Collection entries:
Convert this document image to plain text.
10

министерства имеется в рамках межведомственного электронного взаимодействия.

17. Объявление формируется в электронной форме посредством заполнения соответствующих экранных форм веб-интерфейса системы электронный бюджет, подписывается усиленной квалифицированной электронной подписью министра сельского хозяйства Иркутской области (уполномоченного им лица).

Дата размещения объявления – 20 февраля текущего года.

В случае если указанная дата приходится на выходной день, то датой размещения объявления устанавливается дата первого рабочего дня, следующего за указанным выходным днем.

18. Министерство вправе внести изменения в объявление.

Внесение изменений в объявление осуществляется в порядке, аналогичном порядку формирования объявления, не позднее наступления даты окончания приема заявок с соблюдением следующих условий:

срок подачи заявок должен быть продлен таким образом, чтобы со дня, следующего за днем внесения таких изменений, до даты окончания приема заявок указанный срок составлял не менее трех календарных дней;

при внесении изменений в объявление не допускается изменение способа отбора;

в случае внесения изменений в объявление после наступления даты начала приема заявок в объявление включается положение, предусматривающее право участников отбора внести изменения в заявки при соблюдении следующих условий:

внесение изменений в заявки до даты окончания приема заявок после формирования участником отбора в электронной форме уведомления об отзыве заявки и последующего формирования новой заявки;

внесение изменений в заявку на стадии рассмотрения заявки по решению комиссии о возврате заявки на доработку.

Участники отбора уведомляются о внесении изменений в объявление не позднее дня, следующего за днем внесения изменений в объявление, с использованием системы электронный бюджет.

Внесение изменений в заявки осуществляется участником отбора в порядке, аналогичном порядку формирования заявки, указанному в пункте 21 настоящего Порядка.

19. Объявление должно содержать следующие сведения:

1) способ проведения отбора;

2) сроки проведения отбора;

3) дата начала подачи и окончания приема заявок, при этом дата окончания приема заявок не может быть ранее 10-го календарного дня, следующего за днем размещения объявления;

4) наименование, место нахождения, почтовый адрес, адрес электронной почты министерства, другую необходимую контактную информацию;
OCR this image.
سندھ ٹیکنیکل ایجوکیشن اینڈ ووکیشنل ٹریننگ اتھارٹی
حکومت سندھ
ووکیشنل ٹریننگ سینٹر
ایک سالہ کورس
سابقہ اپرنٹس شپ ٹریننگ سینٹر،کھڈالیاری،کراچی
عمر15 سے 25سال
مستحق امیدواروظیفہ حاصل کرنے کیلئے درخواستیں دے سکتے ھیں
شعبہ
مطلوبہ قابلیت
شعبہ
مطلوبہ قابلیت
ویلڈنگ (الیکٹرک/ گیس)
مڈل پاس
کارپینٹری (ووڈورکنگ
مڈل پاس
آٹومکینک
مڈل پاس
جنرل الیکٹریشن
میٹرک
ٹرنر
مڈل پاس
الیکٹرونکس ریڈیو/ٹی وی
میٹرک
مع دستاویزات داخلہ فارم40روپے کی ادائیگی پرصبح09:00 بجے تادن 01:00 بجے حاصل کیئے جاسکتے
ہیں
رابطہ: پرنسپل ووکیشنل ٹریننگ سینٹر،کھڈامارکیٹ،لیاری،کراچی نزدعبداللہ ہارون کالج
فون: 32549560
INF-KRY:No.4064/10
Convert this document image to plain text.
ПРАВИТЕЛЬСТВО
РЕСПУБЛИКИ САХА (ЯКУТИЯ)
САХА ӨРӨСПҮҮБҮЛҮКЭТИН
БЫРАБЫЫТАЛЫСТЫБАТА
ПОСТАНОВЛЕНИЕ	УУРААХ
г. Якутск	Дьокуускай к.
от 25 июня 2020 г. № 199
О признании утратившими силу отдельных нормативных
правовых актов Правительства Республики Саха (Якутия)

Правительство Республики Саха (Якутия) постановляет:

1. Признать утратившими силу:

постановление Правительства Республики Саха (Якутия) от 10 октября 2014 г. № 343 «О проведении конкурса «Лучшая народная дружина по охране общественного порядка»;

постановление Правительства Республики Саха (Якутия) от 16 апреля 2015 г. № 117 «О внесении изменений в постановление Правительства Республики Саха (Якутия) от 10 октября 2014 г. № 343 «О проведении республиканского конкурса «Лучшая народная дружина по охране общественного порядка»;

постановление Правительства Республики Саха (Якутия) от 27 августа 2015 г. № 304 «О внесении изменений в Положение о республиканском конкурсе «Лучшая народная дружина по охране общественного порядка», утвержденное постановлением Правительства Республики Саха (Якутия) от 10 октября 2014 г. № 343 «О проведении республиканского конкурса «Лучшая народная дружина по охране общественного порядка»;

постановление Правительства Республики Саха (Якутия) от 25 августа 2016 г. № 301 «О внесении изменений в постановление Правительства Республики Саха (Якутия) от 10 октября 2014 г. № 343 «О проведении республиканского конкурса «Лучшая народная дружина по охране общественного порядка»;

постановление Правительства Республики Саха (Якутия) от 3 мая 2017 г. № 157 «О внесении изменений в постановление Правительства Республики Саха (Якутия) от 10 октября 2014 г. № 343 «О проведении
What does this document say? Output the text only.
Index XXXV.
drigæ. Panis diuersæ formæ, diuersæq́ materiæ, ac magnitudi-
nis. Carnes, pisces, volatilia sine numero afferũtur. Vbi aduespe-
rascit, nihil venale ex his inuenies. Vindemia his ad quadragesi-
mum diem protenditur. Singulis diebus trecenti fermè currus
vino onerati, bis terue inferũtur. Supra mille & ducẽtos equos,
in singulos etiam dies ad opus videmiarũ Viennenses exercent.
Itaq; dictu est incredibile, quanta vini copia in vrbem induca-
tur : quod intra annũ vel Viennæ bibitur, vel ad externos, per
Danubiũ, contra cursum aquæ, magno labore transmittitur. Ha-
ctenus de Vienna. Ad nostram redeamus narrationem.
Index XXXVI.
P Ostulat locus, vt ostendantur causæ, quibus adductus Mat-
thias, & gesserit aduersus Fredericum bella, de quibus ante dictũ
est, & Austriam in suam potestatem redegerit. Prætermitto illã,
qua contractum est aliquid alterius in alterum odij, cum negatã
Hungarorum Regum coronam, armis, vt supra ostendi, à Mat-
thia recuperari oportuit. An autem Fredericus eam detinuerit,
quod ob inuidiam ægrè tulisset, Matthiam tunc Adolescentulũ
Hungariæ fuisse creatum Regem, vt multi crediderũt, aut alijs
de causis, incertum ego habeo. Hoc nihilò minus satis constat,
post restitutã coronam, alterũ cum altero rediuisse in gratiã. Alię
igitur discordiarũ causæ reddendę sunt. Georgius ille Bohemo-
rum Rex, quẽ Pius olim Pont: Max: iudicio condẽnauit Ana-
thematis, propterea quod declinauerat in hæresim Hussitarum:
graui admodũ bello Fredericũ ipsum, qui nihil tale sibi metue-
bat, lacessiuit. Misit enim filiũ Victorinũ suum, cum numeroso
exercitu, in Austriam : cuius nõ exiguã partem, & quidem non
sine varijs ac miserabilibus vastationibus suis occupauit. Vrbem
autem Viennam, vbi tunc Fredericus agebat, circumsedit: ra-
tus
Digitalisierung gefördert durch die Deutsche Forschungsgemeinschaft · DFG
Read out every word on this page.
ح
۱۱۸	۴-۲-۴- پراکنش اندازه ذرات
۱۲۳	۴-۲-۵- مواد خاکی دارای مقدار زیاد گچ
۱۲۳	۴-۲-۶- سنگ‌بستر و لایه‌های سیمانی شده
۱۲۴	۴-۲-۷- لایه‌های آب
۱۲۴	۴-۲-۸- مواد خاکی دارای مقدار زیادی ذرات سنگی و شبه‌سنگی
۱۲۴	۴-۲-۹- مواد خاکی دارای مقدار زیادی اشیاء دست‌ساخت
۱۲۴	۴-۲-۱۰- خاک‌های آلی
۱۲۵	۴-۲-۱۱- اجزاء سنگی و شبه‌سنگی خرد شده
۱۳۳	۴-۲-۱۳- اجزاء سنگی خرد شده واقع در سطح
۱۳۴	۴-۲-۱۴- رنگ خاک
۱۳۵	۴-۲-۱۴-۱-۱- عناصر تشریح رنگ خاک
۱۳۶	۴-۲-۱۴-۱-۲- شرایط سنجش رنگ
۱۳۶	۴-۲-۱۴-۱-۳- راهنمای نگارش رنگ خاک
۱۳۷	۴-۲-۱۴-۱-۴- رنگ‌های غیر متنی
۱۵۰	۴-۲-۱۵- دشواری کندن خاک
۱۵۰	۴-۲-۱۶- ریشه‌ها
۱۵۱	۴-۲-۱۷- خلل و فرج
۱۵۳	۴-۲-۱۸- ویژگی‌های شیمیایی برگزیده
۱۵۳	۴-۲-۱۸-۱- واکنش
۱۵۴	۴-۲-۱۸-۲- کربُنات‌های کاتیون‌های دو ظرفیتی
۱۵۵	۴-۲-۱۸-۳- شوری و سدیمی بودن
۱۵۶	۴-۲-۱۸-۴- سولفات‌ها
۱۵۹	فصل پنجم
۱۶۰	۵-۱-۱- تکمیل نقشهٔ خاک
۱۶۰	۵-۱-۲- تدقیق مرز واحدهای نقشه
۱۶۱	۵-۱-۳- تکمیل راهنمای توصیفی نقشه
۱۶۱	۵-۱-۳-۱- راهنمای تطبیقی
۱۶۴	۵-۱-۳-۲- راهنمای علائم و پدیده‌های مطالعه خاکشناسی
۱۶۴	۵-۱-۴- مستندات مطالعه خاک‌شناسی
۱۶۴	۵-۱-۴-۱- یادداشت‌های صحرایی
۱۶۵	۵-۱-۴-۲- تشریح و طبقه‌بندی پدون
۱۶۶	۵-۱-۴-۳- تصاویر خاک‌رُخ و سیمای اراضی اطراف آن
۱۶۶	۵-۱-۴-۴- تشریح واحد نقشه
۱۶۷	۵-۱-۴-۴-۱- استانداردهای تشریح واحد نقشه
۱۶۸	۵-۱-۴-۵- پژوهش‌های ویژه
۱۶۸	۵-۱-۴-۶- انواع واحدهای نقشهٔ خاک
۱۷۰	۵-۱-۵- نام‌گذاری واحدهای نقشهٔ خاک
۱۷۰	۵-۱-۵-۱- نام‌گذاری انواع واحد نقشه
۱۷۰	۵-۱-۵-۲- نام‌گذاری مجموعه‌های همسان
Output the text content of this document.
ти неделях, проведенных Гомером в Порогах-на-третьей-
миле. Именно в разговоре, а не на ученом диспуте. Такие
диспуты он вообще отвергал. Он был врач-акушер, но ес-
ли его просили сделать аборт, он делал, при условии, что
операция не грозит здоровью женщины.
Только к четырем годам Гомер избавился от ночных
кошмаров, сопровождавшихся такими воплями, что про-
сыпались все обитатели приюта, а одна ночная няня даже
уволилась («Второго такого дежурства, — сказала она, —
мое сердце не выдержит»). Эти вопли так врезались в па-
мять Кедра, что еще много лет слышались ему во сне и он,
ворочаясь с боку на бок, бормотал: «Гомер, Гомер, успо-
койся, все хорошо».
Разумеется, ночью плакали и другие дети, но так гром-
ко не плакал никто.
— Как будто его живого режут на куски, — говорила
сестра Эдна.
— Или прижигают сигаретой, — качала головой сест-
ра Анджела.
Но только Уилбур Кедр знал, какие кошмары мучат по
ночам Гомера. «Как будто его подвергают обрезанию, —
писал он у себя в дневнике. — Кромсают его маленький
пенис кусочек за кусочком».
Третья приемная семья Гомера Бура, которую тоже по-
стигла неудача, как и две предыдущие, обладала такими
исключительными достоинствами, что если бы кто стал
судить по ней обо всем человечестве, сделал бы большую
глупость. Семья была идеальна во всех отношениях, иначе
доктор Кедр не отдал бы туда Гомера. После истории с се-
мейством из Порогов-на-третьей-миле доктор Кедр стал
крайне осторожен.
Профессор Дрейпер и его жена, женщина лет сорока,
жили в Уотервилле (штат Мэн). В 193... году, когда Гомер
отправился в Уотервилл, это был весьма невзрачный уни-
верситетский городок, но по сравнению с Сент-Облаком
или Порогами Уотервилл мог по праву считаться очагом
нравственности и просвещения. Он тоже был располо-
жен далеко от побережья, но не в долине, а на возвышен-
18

Objective:
Copy each line from the data above that includes "такими".

Written reply:
кошмаров, сопровождавшихся такими воплями, что про-
стигла неудача, как и две предыдущие, обладала такими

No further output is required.